### GIVEN EXERCISE:
Work out how many lines in the listing below include the word "economic"; answer with the number alone.

(Stored items from a collection)
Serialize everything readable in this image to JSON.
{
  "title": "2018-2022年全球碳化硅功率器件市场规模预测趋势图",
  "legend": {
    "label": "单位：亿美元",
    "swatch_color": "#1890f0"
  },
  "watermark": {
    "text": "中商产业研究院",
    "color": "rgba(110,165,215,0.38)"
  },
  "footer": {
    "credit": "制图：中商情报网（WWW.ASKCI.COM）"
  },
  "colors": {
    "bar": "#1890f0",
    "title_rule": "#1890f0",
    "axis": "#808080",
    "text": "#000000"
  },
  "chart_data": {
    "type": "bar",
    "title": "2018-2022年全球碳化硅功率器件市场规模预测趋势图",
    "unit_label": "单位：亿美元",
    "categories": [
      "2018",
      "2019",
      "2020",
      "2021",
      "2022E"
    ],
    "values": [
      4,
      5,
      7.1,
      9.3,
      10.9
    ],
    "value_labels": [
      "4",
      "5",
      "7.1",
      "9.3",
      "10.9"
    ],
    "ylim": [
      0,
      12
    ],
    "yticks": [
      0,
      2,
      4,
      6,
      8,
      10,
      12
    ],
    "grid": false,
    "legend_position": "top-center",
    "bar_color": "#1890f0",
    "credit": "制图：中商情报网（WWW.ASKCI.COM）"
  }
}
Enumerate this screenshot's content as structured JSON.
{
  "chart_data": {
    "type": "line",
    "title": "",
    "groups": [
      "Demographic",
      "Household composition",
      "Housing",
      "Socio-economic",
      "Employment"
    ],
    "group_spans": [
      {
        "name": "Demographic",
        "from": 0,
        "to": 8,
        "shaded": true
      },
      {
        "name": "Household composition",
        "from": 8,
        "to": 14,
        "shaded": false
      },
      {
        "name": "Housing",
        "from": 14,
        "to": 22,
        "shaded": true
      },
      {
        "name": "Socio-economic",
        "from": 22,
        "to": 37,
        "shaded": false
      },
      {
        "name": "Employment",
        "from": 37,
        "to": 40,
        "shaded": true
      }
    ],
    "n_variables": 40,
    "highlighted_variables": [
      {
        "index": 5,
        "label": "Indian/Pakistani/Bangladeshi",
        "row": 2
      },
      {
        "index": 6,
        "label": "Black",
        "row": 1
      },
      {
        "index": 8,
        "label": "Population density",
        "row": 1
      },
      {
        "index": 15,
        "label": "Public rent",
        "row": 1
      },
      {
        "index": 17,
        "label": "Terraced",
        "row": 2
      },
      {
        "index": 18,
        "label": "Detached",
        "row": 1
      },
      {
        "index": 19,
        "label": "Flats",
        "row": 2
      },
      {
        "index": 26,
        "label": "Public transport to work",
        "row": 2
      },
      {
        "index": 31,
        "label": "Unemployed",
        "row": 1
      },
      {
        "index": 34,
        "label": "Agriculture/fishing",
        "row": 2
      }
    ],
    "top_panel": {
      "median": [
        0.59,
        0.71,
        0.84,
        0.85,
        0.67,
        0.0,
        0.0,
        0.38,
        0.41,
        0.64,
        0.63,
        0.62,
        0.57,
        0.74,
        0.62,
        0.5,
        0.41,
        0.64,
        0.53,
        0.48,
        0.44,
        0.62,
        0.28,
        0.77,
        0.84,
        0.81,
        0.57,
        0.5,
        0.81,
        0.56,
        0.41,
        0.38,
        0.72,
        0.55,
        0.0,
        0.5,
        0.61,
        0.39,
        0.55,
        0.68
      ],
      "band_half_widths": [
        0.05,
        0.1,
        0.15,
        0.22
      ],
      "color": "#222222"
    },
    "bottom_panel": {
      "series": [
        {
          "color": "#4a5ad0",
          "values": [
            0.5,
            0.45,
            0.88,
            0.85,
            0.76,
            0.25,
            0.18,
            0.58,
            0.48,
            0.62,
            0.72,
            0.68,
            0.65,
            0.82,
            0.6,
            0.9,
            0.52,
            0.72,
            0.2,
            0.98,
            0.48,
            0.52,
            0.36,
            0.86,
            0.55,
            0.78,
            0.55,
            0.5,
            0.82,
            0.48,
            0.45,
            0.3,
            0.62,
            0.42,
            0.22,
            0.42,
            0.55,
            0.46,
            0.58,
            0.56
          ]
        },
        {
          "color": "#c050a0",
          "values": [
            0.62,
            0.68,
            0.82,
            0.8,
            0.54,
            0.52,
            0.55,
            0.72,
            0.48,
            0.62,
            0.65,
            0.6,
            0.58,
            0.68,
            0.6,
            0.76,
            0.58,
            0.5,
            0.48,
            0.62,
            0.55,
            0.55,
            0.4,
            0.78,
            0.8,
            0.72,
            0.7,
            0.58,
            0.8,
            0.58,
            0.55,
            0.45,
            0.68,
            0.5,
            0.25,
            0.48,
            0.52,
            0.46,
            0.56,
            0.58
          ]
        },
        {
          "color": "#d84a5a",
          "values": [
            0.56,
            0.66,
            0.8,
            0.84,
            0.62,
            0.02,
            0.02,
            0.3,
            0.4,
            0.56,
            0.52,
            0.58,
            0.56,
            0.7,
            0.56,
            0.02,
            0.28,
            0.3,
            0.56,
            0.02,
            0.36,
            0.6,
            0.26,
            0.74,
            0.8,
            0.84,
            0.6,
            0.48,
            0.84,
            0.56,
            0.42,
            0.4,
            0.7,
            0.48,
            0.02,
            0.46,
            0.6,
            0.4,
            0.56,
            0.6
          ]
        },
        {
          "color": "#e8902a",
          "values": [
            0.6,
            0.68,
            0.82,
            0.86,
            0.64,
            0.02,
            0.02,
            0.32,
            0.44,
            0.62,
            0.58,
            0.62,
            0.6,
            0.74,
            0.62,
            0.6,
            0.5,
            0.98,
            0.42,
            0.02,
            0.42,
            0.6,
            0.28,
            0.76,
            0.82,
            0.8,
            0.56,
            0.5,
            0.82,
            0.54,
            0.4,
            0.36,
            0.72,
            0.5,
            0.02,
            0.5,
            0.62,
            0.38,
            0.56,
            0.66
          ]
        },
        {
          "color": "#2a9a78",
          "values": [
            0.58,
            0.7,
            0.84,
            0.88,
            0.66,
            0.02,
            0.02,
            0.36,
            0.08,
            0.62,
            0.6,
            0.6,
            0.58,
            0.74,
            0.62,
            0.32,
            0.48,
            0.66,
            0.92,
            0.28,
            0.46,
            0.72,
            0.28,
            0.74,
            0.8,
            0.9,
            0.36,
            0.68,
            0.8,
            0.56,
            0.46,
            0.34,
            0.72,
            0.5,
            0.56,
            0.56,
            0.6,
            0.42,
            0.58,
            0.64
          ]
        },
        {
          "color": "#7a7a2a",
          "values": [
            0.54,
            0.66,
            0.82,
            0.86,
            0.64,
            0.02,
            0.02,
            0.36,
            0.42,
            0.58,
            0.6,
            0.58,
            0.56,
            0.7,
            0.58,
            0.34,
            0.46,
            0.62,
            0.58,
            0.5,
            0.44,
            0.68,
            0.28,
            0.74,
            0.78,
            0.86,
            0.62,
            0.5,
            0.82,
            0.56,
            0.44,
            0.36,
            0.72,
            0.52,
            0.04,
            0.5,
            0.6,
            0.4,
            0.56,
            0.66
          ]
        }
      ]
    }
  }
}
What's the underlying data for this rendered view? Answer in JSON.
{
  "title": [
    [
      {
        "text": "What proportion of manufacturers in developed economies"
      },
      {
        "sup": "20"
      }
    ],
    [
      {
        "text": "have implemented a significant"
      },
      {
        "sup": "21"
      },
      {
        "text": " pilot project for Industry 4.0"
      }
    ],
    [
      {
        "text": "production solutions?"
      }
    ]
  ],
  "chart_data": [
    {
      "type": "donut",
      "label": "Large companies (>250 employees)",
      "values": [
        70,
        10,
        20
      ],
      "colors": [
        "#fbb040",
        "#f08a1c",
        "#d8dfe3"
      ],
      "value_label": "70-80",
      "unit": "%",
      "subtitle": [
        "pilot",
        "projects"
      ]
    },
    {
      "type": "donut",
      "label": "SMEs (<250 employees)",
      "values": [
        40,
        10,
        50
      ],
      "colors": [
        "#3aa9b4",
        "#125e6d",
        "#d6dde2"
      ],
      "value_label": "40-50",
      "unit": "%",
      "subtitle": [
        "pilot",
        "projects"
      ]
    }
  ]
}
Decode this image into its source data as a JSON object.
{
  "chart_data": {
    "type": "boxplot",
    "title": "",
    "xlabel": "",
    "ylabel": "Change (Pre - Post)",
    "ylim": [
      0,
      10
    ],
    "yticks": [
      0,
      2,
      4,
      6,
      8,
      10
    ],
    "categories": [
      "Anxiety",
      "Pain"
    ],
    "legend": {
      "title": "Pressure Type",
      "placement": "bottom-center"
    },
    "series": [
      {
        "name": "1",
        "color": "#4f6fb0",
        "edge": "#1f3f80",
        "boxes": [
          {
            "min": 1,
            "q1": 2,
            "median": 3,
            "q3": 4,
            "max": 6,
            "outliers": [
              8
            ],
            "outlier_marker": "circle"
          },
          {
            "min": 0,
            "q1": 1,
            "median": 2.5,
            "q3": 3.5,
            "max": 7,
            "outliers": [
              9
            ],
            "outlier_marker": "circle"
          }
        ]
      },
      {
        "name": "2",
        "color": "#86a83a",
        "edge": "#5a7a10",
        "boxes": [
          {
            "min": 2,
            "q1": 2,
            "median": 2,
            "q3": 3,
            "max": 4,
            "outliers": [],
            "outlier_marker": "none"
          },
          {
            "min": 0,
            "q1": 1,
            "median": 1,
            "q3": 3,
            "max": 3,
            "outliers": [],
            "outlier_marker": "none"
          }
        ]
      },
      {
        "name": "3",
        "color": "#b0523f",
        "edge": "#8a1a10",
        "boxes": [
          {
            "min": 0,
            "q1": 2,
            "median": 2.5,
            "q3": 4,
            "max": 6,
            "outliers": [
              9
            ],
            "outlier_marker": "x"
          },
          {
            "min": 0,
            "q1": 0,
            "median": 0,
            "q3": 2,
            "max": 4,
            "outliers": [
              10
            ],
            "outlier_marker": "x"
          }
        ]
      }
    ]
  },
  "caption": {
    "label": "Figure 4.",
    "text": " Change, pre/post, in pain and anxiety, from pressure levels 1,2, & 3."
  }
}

### COMPLETE ANSWER:
2